Stated exercise:
Rewrite the entries from the start up to and including the line with "heatmap-cell xyxy=(507,237,512,243)", replacing "heatmap-cell" with "grid-cell" and keeping everything else the same.

Extracted material:
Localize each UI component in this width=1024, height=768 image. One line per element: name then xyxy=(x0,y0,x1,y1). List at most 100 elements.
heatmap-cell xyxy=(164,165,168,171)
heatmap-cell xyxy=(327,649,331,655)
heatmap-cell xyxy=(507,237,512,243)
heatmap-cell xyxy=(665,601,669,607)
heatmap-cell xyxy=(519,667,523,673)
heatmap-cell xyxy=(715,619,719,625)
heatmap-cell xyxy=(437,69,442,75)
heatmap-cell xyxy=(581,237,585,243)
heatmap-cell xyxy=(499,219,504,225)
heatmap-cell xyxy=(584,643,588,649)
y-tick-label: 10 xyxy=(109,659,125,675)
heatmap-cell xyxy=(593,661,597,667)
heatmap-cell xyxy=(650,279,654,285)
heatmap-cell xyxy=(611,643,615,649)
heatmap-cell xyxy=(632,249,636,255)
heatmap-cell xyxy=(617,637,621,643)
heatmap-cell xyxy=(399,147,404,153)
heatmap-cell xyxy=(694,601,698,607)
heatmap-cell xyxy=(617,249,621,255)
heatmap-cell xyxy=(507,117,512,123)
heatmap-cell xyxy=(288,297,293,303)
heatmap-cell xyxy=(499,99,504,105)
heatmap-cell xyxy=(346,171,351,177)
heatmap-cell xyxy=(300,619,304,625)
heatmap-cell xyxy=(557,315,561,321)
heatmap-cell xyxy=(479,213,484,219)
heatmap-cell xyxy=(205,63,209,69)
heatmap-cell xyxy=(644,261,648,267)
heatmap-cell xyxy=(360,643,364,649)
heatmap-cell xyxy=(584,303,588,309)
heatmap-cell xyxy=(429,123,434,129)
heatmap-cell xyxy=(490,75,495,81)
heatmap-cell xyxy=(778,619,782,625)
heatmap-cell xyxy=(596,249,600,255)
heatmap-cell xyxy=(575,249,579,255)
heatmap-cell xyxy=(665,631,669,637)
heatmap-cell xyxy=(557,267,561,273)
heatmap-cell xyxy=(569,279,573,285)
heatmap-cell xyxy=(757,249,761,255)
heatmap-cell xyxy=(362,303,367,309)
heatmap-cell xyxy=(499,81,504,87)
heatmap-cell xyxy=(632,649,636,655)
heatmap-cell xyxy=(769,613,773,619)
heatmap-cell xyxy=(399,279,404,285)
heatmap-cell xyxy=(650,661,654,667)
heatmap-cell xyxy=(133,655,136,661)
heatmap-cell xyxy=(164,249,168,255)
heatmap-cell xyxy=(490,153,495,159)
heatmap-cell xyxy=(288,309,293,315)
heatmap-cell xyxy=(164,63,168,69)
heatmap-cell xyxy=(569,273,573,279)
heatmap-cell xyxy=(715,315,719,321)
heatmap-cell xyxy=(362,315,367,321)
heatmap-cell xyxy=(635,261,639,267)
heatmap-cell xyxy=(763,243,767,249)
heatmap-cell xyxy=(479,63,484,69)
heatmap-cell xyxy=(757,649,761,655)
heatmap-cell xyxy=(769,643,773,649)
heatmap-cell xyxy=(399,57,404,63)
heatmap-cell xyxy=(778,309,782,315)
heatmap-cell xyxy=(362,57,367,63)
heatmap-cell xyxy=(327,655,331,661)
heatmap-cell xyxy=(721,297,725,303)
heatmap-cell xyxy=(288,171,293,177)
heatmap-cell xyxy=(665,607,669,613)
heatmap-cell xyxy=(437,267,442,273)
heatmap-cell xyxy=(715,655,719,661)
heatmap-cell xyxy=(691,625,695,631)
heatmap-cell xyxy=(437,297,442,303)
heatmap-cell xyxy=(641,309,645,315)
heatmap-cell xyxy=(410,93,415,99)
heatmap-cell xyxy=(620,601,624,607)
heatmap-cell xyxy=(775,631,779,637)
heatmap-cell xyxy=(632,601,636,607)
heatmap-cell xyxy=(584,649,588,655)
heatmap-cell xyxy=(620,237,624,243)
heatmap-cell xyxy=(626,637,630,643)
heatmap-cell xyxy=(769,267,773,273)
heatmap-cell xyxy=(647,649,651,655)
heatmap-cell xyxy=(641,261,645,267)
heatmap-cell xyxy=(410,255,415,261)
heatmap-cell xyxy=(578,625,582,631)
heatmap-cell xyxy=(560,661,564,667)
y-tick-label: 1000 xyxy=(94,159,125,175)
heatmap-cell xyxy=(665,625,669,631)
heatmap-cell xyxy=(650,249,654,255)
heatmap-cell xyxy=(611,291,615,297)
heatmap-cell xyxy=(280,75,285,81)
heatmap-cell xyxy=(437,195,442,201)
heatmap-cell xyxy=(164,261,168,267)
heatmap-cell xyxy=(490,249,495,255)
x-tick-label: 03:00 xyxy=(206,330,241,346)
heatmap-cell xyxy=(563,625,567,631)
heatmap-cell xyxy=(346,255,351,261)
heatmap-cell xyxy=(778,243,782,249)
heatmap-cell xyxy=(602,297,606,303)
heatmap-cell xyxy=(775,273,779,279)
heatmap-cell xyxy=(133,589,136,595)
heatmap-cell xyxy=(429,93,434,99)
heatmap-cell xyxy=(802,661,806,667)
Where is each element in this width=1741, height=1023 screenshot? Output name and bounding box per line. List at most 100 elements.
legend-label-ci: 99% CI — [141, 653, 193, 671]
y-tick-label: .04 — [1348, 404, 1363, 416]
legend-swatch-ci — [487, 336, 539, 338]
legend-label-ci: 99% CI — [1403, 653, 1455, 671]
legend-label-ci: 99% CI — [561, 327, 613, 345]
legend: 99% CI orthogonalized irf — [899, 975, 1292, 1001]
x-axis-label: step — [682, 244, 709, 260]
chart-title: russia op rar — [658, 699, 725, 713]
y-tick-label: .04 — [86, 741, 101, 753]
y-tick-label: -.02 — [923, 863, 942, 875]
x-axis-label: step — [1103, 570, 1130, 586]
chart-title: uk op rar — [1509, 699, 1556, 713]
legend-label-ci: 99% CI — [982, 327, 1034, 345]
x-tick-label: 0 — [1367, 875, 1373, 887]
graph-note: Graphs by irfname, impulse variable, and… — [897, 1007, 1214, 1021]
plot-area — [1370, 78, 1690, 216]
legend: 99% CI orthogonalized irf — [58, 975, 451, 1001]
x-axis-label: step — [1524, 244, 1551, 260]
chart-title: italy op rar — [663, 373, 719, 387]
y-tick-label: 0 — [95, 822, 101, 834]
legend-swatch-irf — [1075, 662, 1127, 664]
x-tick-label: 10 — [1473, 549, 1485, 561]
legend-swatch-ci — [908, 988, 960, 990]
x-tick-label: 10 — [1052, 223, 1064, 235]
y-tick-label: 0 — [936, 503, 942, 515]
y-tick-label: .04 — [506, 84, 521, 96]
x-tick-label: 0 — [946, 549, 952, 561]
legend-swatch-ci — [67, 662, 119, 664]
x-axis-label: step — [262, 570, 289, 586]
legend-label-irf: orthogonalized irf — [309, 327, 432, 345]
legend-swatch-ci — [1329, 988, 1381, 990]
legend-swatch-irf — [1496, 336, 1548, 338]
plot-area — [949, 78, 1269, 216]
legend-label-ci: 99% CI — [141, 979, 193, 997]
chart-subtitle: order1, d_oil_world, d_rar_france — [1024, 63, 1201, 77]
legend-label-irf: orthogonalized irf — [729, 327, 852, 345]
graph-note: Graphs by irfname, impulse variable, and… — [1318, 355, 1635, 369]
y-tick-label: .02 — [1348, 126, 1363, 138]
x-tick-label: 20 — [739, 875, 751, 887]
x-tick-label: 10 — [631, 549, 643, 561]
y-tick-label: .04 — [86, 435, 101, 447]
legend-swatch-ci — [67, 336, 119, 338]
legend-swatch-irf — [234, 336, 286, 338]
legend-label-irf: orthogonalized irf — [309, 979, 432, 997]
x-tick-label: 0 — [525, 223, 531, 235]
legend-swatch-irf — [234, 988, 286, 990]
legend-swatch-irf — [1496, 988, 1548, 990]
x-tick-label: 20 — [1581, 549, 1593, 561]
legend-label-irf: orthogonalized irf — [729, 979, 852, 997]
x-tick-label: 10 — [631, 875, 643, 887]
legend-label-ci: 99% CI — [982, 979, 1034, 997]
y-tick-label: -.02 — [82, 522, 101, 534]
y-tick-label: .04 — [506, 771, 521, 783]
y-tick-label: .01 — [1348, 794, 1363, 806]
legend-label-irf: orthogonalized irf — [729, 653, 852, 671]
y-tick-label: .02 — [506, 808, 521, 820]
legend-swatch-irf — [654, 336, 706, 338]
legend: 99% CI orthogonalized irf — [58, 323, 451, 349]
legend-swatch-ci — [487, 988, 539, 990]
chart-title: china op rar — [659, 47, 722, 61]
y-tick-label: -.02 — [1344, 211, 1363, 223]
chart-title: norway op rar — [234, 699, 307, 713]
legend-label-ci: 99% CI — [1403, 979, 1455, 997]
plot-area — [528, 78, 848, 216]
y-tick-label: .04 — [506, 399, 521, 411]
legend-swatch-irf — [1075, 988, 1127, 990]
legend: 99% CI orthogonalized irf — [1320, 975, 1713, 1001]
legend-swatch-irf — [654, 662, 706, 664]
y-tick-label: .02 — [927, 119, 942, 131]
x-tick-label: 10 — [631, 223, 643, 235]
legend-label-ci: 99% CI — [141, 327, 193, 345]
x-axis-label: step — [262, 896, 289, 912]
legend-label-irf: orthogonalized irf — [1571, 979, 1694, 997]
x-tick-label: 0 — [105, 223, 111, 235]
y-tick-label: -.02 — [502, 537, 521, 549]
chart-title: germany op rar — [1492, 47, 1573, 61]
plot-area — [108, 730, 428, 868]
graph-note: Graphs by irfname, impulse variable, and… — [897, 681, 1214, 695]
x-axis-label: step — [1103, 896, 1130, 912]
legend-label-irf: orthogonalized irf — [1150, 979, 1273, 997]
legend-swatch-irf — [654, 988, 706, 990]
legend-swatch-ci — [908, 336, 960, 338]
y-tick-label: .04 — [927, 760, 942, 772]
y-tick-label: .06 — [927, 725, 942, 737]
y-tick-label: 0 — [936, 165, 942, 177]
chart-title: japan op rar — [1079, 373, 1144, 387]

Result of this exercise:
Localize each UI component in this width=1024, height=768 image. One line per element: name then xyxy=(x0,y0,x1,y1). List at most 100 elements.
grid-cell xyxy=(164,165,168,171)
grid-cell xyxy=(327,649,331,655)
grid-cell xyxy=(507,237,512,243)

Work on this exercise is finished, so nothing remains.